- EXERCISE REQUIREMENTS
Rewrite all the entries below with every "x-tick-label" swapped for "x-axis-tick", keeping the rest of each line unchanged. Omit the picture from your answer.

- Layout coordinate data
● ● ● ● ● ● ●
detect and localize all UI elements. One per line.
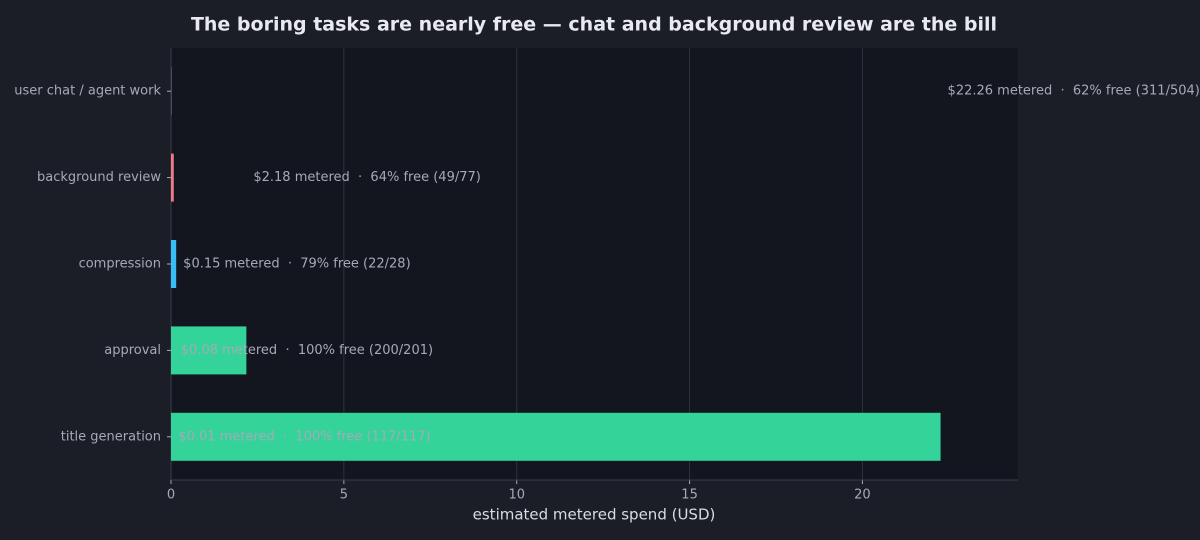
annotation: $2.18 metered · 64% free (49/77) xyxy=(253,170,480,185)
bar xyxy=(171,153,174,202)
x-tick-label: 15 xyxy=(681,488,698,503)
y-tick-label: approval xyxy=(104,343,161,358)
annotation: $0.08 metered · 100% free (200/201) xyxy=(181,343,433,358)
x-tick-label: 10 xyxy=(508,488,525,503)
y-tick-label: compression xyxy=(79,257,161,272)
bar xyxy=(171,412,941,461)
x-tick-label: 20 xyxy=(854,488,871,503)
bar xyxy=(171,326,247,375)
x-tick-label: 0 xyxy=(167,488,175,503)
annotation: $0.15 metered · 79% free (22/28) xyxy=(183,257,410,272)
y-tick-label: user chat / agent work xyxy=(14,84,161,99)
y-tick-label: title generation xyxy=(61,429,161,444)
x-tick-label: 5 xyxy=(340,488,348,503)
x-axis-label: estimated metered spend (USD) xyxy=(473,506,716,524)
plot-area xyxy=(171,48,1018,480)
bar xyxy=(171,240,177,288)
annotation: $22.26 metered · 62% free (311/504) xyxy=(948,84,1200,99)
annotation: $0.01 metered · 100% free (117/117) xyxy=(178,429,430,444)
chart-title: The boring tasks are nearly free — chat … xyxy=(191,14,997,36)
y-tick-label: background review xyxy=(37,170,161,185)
● ● ● ● ● ● ●
- FINISHED ANSWER
detect and localize all UI elements. One per line.
annotation: $2.18 metered · 64% free (49/77) xyxy=(253,170,480,185)
bar xyxy=(171,153,174,202)
x-axis-tick: 15 xyxy=(681,488,698,503)
y-tick-label: approval xyxy=(104,343,161,358)
annotation: $0.08 metered · 100% free (200/201) xyxy=(181,343,433,358)
x-axis-tick: 10 xyxy=(508,488,525,503)
y-tick-label: compression xyxy=(79,257,161,272)
bar xyxy=(171,412,941,461)
x-axis-tick: 20 xyxy=(854,488,871,503)
bar xyxy=(171,326,247,375)
x-axis-tick: 0 xyxy=(167,488,175,503)
annotation: $0.15 metered · 79% free (22/28) xyxy=(183,257,410,272)
y-tick-label: user chat / agent work xyxy=(14,84,161,99)
y-tick-label: title generation xyxy=(61,429,161,444)
x-axis-tick: 5 xyxy=(340,488,348,503)
x-axis-label: estimated metered spend (USD) xyxy=(473,506,716,524)
plot-area xyxy=(171,48,1018,480)
bar xyxy=(171,240,177,288)
annotation: $22.26 metered · 62% free (311/504) xyxy=(948,84,1200,99)
annotation: $0.01 metered · 100% free (117/117) xyxy=(178,429,430,444)
chart-title: The boring tasks are nearly free — chat … xyxy=(191,14,997,36)
y-tick-label: background review xyxy=(37,170,161,185)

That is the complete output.